Escrito por Maria
Orlanda Pinassi e Frederico Daia Firmiano
Enquanto política
pública, a Reforma Agrária no Brasil teve caráter essencialmente antipopular.
Nos anos de chumbo, funcionou como contrarreforma para combater a aquisição
espontânea das terras virgens da Amazônia pelos espoliados de outras regiões do
país (1). De 1990 para cá, a Reforma Agrária, sob controle do Estado, passou a
ser orientada pelo Banco Mundial e acaba cumprindo a mesma função social.
Através da intervenção do governo federal, foi implantado um programa conhecido
como “Novo Mundo Rural”, que estimulava a compra de terras para fins de Reforma
Agrária, sob o argumento de que, desse modo, se agilizaria a desapropriação de
áreas sob conflito e se contemplaria, com alguns investimentos, a formação de
um novo conceito de “agricultura familiar”. O objetivo do programa era
aproximar-se daqueles pequenos produtores familiares de regiões que
apresentavam condições favoráveis para sua integração em um mercado já dominado
pelo capital transnacional, fundamentalmente, como elo das cadeias produtivas
do agronegócio, seja produzindo matéria-prima para as agroindústrias, seja
produzindo alimentos para o mercado interno. Mas a intenção real por detrás
disso tudo era transformá-los em trabalhadores flexíveis.
A reforma agrária
dos governos petistas
Lula da Silva e
Dilma Rousseff, por seu turno, conduziram, sob o neodesenvolvimentismo,
um ciclo de expansão do capital apoiado pelo padrão exportador de
especialização produtiva (2), que elevou a monocultura do agronegócio à máxima
potência – ao lado da mineração e de outras formas de “produção destrutiva”,
que movimentam o setor energético e da construção civil, responsáveis pela
formação da infraestrutura necessária para o desenvolvimento destes ramos da
economia. Através dos vultosos recursos públicos destinados ao capital privado
- oriundos, principalmente, do Fundo de Amparo ao Trabalhador e repassados pelo
BNDES -, o Estado passou a compô-lo organicamente, convertendo as empresas
privadas desses setores em verdadeirosplayers globais.
Ao mesmo tempo,
intensificou os investimentos na nova “agricultura familiar”, através do
Programa Nacional de Fortalecimento da Agricultura Familiar-PRONAF,
especialmente entre aqueles considerados mais “dinâmicos” e com capacidade de
se integrar ao mercado. Incluem-se aí alguns assentamentos rurais, sobretudo
nas regiões Sul e Sudeste, que, juntas, não somam 20% do total de assentamentos
do país, dando forma e colorido ao “novo mundo rural” que Fernando Henrique
Cardoso apenas desenhou.

-- EXERCÍCIO BREVE A --
Edite os registros, do início até a linha que contém "minutes-tick: 10 bbox=[984, 524, 996, 536]", ambas as pontas incluídas, trocando "legend-swatch" por "legend-box" e deixando todo o resto sem alteração.

-- DADOS DO EXERCÍCIO --
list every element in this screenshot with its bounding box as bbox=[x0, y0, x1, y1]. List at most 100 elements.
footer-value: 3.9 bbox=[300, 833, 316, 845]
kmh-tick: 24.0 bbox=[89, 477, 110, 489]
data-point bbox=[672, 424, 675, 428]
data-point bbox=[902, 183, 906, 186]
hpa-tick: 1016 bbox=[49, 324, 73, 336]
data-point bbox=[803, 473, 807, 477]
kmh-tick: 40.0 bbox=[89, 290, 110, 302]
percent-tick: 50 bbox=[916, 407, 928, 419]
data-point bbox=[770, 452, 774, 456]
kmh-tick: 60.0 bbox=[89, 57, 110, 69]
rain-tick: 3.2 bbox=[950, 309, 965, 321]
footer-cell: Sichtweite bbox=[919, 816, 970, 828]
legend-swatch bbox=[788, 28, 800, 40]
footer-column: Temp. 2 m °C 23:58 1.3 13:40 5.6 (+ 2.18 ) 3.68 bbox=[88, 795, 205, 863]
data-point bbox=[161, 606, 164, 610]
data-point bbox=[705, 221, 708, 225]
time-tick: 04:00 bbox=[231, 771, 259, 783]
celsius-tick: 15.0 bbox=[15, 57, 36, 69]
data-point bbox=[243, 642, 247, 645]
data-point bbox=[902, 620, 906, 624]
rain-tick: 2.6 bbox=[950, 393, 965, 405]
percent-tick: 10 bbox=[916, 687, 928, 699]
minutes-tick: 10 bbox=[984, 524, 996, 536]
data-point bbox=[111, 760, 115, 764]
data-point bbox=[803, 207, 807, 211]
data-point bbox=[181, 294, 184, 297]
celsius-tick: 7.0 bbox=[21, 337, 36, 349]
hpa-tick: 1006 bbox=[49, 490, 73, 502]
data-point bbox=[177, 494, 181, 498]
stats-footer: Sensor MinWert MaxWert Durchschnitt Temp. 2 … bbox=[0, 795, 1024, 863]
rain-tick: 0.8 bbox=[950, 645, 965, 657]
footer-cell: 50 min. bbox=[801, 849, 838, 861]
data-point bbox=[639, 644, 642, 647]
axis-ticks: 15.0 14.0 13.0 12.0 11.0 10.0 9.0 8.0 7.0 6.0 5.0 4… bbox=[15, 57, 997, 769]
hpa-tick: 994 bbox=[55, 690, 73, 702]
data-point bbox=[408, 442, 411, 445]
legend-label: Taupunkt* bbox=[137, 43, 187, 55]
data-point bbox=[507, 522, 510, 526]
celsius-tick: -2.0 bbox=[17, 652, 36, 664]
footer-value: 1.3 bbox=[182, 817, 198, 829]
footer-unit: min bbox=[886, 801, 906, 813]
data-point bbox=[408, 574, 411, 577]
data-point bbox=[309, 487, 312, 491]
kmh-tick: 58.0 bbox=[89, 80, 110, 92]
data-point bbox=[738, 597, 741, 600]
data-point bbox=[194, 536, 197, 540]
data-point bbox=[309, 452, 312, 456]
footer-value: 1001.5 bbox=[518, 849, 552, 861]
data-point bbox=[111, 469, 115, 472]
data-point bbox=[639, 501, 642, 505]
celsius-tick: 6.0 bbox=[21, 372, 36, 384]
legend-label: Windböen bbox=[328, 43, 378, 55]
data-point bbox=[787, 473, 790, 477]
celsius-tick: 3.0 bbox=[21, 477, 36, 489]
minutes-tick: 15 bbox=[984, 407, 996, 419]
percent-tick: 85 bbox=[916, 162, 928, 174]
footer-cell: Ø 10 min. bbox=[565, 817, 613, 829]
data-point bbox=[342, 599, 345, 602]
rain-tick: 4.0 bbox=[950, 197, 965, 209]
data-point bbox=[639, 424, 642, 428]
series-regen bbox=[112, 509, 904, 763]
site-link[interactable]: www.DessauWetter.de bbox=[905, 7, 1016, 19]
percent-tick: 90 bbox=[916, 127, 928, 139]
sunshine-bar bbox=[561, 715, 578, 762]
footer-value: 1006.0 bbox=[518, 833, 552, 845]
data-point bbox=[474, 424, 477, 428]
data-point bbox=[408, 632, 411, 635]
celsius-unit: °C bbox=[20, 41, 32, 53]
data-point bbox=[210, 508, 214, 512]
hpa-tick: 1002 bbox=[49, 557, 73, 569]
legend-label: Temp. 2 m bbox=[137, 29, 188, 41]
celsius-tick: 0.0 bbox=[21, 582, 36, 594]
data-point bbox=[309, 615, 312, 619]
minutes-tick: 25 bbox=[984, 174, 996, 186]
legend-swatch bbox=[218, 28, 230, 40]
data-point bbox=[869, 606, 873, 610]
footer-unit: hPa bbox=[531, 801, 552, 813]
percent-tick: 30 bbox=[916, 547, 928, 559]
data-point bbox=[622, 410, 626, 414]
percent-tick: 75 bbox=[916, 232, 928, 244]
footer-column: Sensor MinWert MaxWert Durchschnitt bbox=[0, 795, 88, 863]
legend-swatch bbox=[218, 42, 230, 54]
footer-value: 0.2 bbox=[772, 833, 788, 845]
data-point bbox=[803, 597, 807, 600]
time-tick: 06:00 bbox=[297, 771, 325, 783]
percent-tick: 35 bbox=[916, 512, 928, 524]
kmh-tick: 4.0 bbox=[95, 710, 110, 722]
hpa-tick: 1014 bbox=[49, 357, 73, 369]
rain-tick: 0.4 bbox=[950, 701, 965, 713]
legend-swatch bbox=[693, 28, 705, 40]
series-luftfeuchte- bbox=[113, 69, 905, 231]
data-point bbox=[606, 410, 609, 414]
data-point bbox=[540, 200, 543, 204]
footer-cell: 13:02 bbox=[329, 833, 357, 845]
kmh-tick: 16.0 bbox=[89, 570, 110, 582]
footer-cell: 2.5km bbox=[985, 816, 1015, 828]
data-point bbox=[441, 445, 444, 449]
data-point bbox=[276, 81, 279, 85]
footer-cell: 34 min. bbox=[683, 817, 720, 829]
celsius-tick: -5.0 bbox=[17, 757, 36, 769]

-- EXERCÍCIO BREVE B --
Transcreva fielmente o trecho do texto sobre a reforma agrária no Brasil que vai de "Através da intervenção" até "em trabalhadores flexíveis.".

-- RESPOSTA CORRETA A --
list every element in this screenshot with its bounding box as bbox=[x0, y0, x1, y1]. List at most 100 elements.
footer-value: 3.9 bbox=[300, 833, 316, 845]
kmh-tick: 24.0 bbox=[89, 477, 110, 489]
data-point bbox=[672, 424, 675, 428]
data-point bbox=[902, 183, 906, 186]
hpa-tick: 1016 bbox=[49, 324, 73, 336]
data-point bbox=[803, 473, 807, 477]
kmh-tick: 40.0 bbox=[89, 290, 110, 302]
percent-tick: 50 bbox=[916, 407, 928, 419]
data-point bbox=[770, 452, 774, 456]
kmh-tick: 60.0 bbox=[89, 57, 110, 69]
rain-tick: 3.2 bbox=[950, 309, 965, 321]
footer-cell: Sichtweite bbox=[919, 816, 970, 828]
legend-box bbox=[788, 28, 800, 40]
footer-column: Temp. 2 m °C 23:58 1.3 13:40 5.6 (+ 2.18 ) 3.68 bbox=[88, 795, 205, 863]
data-point bbox=[161, 606, 164, 610]
data-point bbox=[705, 221, 708, 225]
time-tick: 04:00 bbox=[231, 771, 259, 783]
celsius-tick: 15.0 bbox=[15, 57, 36, 69]
data-point bbox=[243, 642, 247, 645]
data-point bbox=[902, 620, 906, 624]
rain-tick: 2.6 bbox=[950, 393, 965, 405]
percent-tick: 10 bbox=[916, 687, 928, 699]
minutes-tick: 10 bbox=[984, 524, 996, 536]

-- RESPOSTA CORRETA B --
Através da intervenção do governo federal, foi implantado um programa conhecido
como “Novo Mundo Rural”, que estimulava a compra de terras para fins de Reforma
Agrária, sob o argumento de que, desse modo, se agilizaria a desapropriação de
áreas sob conflito e se contemplaria, com alguns investimentos, a formação de
um novo conceito de “agricultura familiar”. O objetivo do programa era
aproximar-se daqueles pequenos produtores familiares de regiões que
apresentavam condições favoráveis para sua integração em um mercado já dominado
pelo capital transnacional, fundamentalmente, como elo das cadeias produtivas
do agronegócio, seja produzindo matéria-prima para as agroindústrias, seja
produzindo alimentos para o mercado interno. Mas a intenção real por detrás
disso tudo era transformá-los em trabalhadores flexíveis.